[Items from a data source]

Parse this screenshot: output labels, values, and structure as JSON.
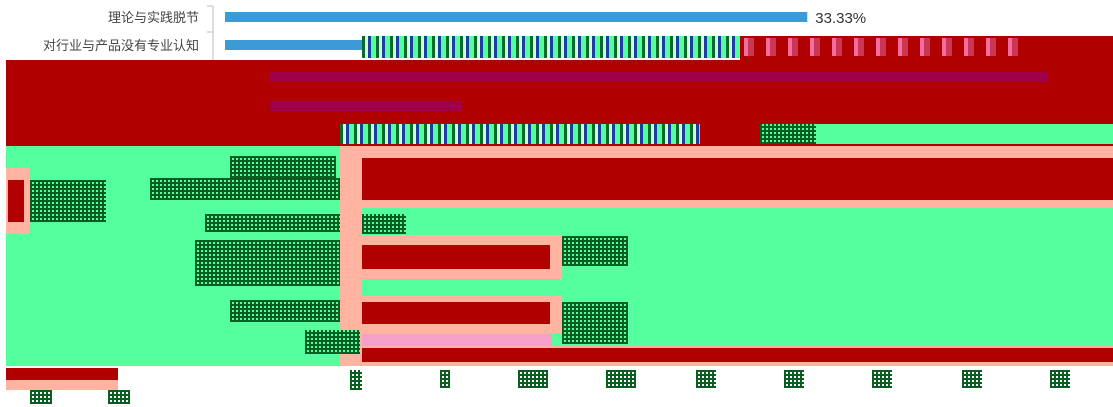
{
  "chart_data": {
    "type": "bar",
    "orientation": "horizontal",
    "categories": [
      "理论与实践脱节",
      "对行业与产品没有专业认知"
    ],
    "values": [
      33.33,
      null
    ],
    "data_labels": [
      "33.33%",
      ""
    ],
    "bar_color": "#3d9ad6",
    "xlim": [
      0,
      100
    ],
    "title": "",
    "xlabel": "",
    "ylabel": "",
    "grid": false,
    "legend": "none"
  },
  "colors": {
    "bar": "#3d9ad6",
    "axis": "#bfbfbf",
    "glitch_red": "#b00000",
    "glitch_green": "#55ff9e"
  }
}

§ **Problem to work on**: Retype all of the entries exactly as written, leaving out any images.

§ **Response**:
Parse this screenshot: output labels, values, and structure as JSON.
{
  "chart_data": {
    "type": "bar",
    "orientation": "horizontal",
    "categories": [
      "理论与实践脱节",
      "对行业与产品没有专业认知"
    ],
    "values": [
      33.33,
      null
    ],
    "data_labels": [
      "33.33%",
      ""
    ],
    "bar_color": "#3d9ad6",
    "xlim": [
      0,
      100
    ],
    "title": "",
    "xlabel": "",
    "ylabel": "",
    "grid": false,
    "legend": "none"
  },
  "colors": {
    "bar": "#3d9ad6",
    "axis": "#bfbfbf",
    "glitch_red": "#b00000",
    "glitch_green": "#55ff9e"
  }
}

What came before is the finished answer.